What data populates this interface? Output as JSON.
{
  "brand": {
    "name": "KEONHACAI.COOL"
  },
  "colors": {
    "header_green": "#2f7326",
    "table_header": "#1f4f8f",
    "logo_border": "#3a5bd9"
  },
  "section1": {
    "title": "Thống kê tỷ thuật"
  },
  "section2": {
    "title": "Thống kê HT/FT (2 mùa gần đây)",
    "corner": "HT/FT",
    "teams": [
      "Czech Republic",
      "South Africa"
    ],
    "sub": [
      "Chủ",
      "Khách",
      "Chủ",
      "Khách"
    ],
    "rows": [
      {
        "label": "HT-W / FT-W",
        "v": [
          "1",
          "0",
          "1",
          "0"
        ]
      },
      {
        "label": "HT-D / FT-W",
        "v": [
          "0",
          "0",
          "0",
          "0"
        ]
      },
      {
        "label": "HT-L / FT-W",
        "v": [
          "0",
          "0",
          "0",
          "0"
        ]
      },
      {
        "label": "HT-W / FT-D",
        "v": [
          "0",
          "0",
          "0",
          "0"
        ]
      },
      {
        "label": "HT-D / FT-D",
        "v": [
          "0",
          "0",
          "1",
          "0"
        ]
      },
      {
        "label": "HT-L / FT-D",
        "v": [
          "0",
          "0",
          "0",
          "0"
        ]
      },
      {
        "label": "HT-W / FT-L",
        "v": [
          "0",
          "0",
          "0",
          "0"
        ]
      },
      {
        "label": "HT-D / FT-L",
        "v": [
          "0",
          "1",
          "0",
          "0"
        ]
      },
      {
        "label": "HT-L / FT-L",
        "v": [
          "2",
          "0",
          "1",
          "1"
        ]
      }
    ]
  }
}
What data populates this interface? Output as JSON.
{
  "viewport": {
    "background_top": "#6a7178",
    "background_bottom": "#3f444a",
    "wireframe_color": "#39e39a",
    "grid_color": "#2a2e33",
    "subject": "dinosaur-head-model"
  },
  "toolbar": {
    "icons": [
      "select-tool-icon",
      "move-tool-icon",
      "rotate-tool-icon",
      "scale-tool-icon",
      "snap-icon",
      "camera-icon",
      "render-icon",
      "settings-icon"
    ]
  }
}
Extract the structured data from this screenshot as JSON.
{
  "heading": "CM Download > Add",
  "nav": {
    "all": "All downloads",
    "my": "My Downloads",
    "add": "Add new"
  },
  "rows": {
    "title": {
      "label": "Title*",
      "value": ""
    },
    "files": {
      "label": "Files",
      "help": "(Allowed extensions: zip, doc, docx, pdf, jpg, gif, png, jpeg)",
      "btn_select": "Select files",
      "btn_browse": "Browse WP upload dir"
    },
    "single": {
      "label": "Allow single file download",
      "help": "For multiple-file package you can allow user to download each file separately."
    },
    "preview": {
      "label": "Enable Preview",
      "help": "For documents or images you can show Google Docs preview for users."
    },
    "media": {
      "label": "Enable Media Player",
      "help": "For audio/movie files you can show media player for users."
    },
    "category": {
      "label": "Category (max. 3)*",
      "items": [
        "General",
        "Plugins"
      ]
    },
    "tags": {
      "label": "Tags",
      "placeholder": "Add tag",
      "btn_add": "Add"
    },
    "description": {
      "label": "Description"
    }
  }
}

• GIVEN PROBLEM:
Each record should come back exactly as written.

• EXERCISE SOLUTION:
What data populates this interface? Output as JSON.
{
  "brand": {
    "name": "KEONHACAI.COOL"
  },
  "colors": {
    "header_green": "#2f7326",
    "table_header": "#1f4f8f",
    "logo_border": "#3a5bd9"
  },
  "section1": {
    "title": "Thống kê tỷ thuật"
  },
  "section2": {
    "title": "Thống kê HT/FT (2 mùa gần đây)",
    "corner": "HT/FT",
    "teams": [
      "Czech Republic",
      "South Africa"
    ],
    "sub": [
      "Chủ",
      "Khách",
      "Chủ",
      "Khách"
    ],
    "rows": [
      {
        "label": "HT-W / FT-W",
        "v": [
          "1",
          "0",
          "1",
          "0"
        ]
      },
      {
        "label": "HT-D / FT-W",
        "v": [
          "0",
          "0",
          "0",
          "0"
        ]
      },
      {
        "label": "HT-L / FT-W",
        "v": [
          "0",
          "0",
          "0",
          "0"
        ]
      },
      {
        "label": "HT-W / FT-D",
        "v": [
          "0",
          "0",
          "0",
          "0"
        ]
      },
      {
        "label": "HT-D / FT-D",
        "v": [
          "0",
          "0",
          "1",
          "0"
        ]
      },
      {
        "label": "HT-L / FT-D",
        "v": [
          "0",
          "0",
          "0",
          "0"
        ]
      },
      {
        "label": "HT-W / FT-L",
        "v": [
          "0",
          "0",
          "0",
          "0"
        ]
      },
      {
        "label": "HT-D / FT-L",
        "v": [
          "0",
          "1",
          "0",
          "0"
        ]
      },
      {
        "label": "HT-L / FT-L",
        "v": [
          "2",
          "0",
          "1",
          "1"
        ]
      }
    ]
  }
}
What data populates this interface? Output as JSON.
{
  "viewport": {
    "background_top": "#6a7178",
    "background_bottom": "#3f444a",
    "wireframe_color": "#39e39a",
    "grid_color": "#2a2e33",
    "subject": "dinosaur-head-model"
  },
  "toolbar": {
    "icons": [
      "select-tool-icon",
      "move-tool-icon",
      "rotate-tool-icon",
      "scale-tool-icon",
      "snap-icon",
      "camera-icon",
      "render-icon",
      "settings-icon"
    ]
  }
}
Extract the structured data from this screenshot as JSON.
{
  "heading": "CM Download > Add",
  "nav": {
    "all": "All downloads",
    "my": "My Downloads",
    "add": "Add new"
  },
  "rows": {
    "title": {
      "label": "Title*",
      "value": ""
    },
    "files": {
      "label": "Files",
      "help": "(Allowed extensions: zip, doc, docx, pdf, jpg, gif, png, jpeg)",
      "btn_select": "Select files",
      "btn_browse": "Browse WP upload dir"
    },
    "single": {
      "label": "Allow single file download",
      "help": "For multiple-file package you can allow user to download each file separately."
    },
    "preview": {
      "label": "Enable Preview",
      "help": "For documents or images you can show Google Docs preview for users."
    },
    "media": {
      "label": "Enable Media Player",
      "help": "For audio/movie files you can show media player for users."
    },
    "category": {
      "label": "Category (max. 3)*",
      "items": [
        "General",
        "Plugins"
      ]
    },
    "tags": {
      "label": "Tags",
      "placeholder": "Add tag",
      "btn_add": "Add"
    },
    "description": {
      "label": "Description"
    }
  }
}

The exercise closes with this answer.